* Stated goal
In the copy, include every entry exactly but none of the images.

Dataset records
———
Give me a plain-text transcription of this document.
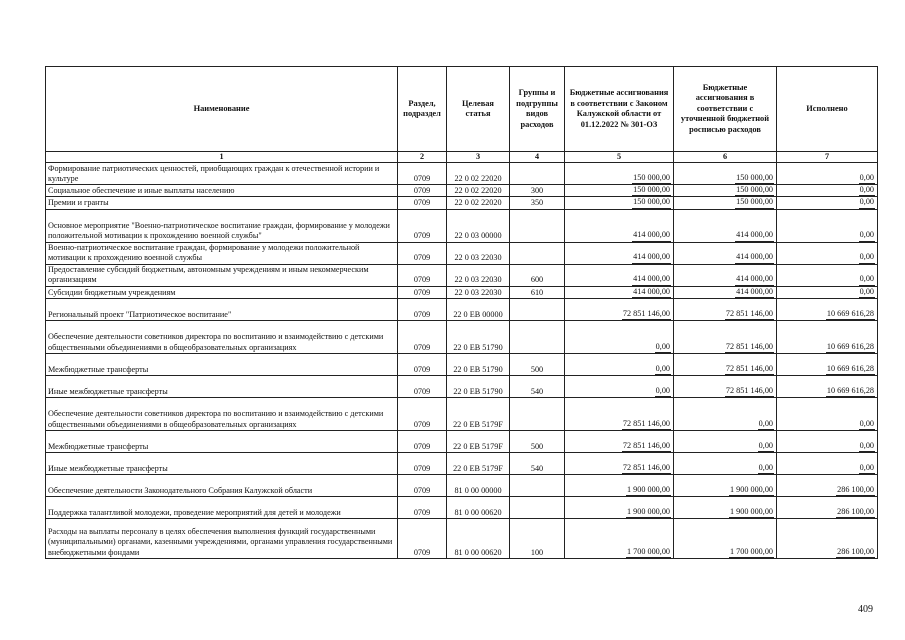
Наименование	Раздел, подраздел	Целевая статья	Группы и подгруппы видов расходов	Бюджетные ассигнования в соответствии с Законом Калужской области от 01.12.2022 № 301-ОЗ	Бюджетные ассигнования в соответствии с уточненной бюджетной росписью расходов	Исполнено
1	2	3	4	5	6	7
Формирование патриотических ценностей, приобщающих граждан к отечественной истории и культуре	0709	22 0 02 22020		150 000,00	150 000,00	0,00
Социальное обеспечение и иные выплаты населению	0709	22 0 02 22020	300	150 000,00	150 000,00	0,00
Премии и гранты	0709	22 0 02 22020	350	150 000,00	150 000,00	0,00
Основное мероприятие "Военно-патриотическое воспитание граждан, формирование у молодежи положительной мотивации к прохождению военной службы"	0709	22 0 03 00000		414 000,00	414 000,00	0,00
Военно-патриотическое воспитание граждан, формирование у молодежи положительной мотивации к прохождению военной службы	0709	22 0 03 22030		414 000,00	414 000,00	0,00
Предоставление субсидий бюджетным, автономным учреждениям и иным некоммерческим организациям	0709	22 0 03 22030	600	414 000,00	414 000,00	0,00
Субсидии бюджетным учреждениям	0709	22 0 03 22030	610	414 000,00	414 000,00	0,00
Региональный проект "Патриотическое воспитание"	0709	22 0 EB 00000		72 851 146,00	72 851 146,00	10 669 616,28
Обеспечение деятельности советников директора по воспитанию и взаимодействию с детскими общественными объединениями в общеобразовательных организациях	0709	22 0 EB 51790		0,00	72 851 146,00	10 669 616,28
Межбюджетные трансферты	0709	22 0 EB 51790	500	0,00	72 851 146,00	10 669 616,28
Иные межбюджетные трансферты	0709	22 0 EB 51790	540	0,00	72 851 146,00	10 669 616,28
Обеспечение деятельности советников директора по воспитанию и взаимодействию с детскими общественными объединениями в общеобразовательных организациях	0709	22 0 EB 5179F		72 851 146,00	0,00	0,00
Межбюджетные трансферты	0709	22 0 EB 5179F	500	72 851 146,00	0,00	0,00
Иные межбюджетные трансферты	0709	22 0 EB 5179F	540	72 851 146,00	0,00	0,00
Обеспечение деятельности Законодательного Собрания Калужской области	0709	81 0 00 00000		1 900 000,00	1 900 000,00	286 100,00
Поддержка талантливой молодежи, проведение мероприятий для детей и молодежи	0709	81 0 00 00620		1 900 000,00	1 900 000,00	286 100,00
Расходы на выплаты персоналу в целях обеспечения выполнения функций государственными (муниципальными) органами, казенными учреждениями, органами управления государственными внебюджетными фондами	0709	81 0 00 00620	100	1 700 000,00	1 700 000,00	286 100,00
409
———
* Solution
Give me a plain-text transcription of this document.
Наименование	Раздел, подраздел	Целевая статья	Группы и подгруппы видов расходов	Бюджетные ассигнования в соответствии с Законом Калужской области от 01.12.2022 № 301-ОЗ	Бюджетные ассигнования в соответствии с уточненной бюджетной росписью расходов	Исполнено
1	2	3	4	5	6	7
Формирование патриотических ценностей, приобщающих граждан к отечественной истории и культуре	0709	22 0 02 22020		150 000,00	150 000,00	0,00
Социальное обеспечение и иные выплаты населению	0709	22 0 02 22020	300	150 000,00	150 000,00	0,00
Премии и гранты	0709	22 0 02 22020	350	150 000,00	150 000,00	0,00
Основное мероприятие "Военно-патриотическое воспитание граждан, формирование у молодежи положительной мотивации к прохождению военной службы"	0709	22 0 03 00000		414 000,00	414 000,00	0,00
Военно-патриотическое воспитание граждан, формирование у молодежи положительной мотивации к прохождению военной службы	0709	22 0 03 22030		414 000,00	414 000,00	0,00
Предоставление субсидий бюджетным, автономным учреждениям и иным некоммерческим организациям	0709	22 0 03 22030	600	414 000,00	414 000,00	0,00
Субсидии бюджетным учреждениям	0709	22 0 03 22030	610	414 000,00	414 000,00	0,00
Региональный проект "Патриотическое воспитание"	0709	22 0 EB 00000		72 851 146,00	72 851 146,00	10 669 616,28
Обеспечение деятельности советников директора по воспитанию и взаимодействию с детскими общественными объединениями в общеобразовательных организациях	0709	22 0 EB 51790		0,00	72 851 146,00	10 669 616,28
Межбюджетные трансферты	0709	22 0 EB 51790	500	0,00	72 851 146,00	10 669 616,28
Иные межбюджетные трансферты	0709	22 0 EB 51790	540	0,00	72 851 146,00	10 669 616,28
Обеспечение деятельности советников директора по воспитанию и взаимодействию с детскими общественными объединениями в общеобразовательных организациях	0709	22 0 EB 5179F		72 851 146,00	0,00	0,00
Межбюджетные трансферты	0709	22 0 EB 5179F	500	72 851 146,00	0,00	0,00
Иные межбюджетные трансферты	0709	22 0 EB 5179F	540	72 851 146,00	0,00	0,00
Обеспечение деятельности Законодательного Собрания Калужской области	0709	81 0 00 00000		1 900 000,00	1 900 000,00	286 100,00
Поддержка талантливой молодежи, проведение мероприятий для детей и молодежи	0709	81 0 00 00620		1 900 000,00	1 900 000,00	286 100,00
Расходы на выплаты персоналу в целях обеспечения выполнения функций государственными (муниципальными) органами, казенными учреждениями, органами управления государственными внебюджетными фондами	0709	81 0 00 00620	100	1 700 000,00	1 700 000,00	286 100,00
409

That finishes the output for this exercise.